Brief »
Can you format the data, starting at the very first line and ending at the line that contains "row-number[interactable]: 12 xyxy=(184,443,197,464)", as a Markdown table with the columns No. and Entry, one row per line and blank lines omitted?
++++ Material for this task
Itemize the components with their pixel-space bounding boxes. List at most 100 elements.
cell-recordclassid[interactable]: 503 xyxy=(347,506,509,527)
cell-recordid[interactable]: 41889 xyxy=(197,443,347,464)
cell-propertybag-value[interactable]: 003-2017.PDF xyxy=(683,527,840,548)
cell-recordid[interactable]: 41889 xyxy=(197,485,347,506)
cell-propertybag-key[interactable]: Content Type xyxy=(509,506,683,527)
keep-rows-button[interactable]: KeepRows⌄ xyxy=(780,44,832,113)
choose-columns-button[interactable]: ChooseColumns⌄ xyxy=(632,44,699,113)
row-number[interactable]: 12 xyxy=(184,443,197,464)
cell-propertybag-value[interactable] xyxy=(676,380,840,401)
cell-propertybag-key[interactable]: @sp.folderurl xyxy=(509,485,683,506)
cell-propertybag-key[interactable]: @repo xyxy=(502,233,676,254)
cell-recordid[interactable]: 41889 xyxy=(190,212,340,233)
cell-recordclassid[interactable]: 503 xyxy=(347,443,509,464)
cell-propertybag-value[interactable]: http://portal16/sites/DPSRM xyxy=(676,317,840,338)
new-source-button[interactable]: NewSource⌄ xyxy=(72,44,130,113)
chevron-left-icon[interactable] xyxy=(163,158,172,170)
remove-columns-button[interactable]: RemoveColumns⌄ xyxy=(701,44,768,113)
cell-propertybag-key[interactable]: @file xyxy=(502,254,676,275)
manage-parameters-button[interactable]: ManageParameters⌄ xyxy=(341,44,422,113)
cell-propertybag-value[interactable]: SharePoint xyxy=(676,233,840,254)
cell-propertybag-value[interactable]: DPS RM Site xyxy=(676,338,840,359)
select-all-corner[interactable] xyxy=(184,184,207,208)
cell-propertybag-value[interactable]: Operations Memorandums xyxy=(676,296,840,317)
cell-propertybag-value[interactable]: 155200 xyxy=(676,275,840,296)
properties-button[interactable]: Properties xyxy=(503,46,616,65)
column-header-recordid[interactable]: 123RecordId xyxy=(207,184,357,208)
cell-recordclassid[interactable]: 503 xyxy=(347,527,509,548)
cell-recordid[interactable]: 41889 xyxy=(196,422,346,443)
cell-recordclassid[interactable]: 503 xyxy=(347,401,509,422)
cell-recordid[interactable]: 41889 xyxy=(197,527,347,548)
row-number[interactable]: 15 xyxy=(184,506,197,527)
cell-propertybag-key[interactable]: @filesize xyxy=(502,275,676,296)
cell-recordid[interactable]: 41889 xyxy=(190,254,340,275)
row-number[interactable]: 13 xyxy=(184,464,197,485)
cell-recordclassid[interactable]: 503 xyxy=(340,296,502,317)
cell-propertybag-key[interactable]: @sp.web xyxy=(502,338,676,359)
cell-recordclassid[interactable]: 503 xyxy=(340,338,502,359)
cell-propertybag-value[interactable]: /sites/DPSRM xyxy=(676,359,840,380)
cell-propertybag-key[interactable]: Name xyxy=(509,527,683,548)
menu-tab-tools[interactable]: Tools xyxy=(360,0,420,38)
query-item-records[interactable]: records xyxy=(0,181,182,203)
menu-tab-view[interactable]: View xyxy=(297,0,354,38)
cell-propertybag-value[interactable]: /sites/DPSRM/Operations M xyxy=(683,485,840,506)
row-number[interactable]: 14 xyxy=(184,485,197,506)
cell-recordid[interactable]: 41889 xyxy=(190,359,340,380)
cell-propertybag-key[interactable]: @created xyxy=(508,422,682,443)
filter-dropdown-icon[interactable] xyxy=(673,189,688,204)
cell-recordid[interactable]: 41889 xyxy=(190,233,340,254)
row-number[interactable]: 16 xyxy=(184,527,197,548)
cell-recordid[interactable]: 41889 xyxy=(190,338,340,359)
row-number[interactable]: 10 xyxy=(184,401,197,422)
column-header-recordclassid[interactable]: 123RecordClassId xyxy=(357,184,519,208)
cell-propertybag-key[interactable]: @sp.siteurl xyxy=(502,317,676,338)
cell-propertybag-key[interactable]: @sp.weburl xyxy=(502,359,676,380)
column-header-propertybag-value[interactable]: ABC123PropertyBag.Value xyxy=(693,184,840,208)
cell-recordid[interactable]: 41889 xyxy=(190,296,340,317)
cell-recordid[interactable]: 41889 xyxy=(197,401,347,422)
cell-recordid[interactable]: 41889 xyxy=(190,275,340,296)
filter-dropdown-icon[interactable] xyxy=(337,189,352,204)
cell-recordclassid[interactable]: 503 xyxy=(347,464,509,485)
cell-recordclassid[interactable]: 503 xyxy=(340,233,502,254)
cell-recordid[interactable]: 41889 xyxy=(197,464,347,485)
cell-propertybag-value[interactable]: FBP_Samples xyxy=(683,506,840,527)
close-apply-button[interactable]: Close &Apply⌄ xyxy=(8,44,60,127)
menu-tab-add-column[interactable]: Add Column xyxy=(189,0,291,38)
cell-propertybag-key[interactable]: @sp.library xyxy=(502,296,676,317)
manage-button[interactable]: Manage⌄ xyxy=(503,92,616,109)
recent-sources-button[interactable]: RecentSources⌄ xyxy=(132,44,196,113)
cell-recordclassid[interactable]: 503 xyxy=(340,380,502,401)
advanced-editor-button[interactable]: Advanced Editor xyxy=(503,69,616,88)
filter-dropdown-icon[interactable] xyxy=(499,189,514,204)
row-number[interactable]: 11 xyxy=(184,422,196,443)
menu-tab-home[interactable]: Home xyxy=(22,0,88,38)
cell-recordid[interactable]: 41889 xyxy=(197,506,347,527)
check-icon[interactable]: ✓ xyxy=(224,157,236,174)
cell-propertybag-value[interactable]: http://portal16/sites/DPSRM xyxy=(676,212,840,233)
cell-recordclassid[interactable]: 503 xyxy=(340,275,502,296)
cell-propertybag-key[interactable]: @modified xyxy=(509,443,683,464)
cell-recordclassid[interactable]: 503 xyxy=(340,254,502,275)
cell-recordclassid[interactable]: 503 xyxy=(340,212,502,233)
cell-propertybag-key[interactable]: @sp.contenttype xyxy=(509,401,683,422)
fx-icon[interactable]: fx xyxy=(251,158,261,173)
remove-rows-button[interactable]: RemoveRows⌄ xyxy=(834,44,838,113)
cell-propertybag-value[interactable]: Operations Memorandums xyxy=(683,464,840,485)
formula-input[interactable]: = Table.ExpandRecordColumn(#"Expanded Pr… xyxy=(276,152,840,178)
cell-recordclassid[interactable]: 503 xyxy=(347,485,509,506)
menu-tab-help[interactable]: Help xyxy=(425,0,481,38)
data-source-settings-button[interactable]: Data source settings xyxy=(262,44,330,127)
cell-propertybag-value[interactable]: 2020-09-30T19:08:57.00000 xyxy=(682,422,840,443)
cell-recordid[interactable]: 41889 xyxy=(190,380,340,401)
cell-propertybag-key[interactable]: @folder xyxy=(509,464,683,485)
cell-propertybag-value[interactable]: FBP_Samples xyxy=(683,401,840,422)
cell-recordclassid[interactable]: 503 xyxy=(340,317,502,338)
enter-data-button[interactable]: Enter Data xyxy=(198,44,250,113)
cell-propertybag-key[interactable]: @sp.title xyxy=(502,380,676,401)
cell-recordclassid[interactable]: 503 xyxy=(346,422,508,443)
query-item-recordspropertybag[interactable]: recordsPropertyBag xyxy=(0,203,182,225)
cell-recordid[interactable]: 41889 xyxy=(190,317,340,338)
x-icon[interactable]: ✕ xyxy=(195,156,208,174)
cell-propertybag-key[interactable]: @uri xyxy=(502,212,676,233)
++++++++
Completed exercise »
| No. | Entry |
|---|---|
| 1 | Itemize the components with their pixel-space bounding boxes. List at most 100 elements. |
| 2 | cell-recordclassid[interactable]: 503 xyxy=(347,506,509,527) |
| 3 | cell-recordid[interactable]: 41889 xyxy=(197,443,347,464) |
| 4 | cell-propertybag-value[interactable]: 003-2017.PDF xyxy=(683,527,840,548) |
| 5 | cell-recordid[interactable]: 41889 xyxy=(197,485,347,506) |
| 6 | cell-propertybag-key[interactable]: Content Type xyxy=(509,506,683,527) |
| 7 | keep-rows-button[interactable]: KeepRows⌄ xyxy=(780,44,832,113) |
| 8 | choose-columns-button[interactable]: ChooseColumns⌄ xyxy=(632,44,699,113) |
| 9 | row-number[interactable]: 12 xyxy=(184,443,197,464) |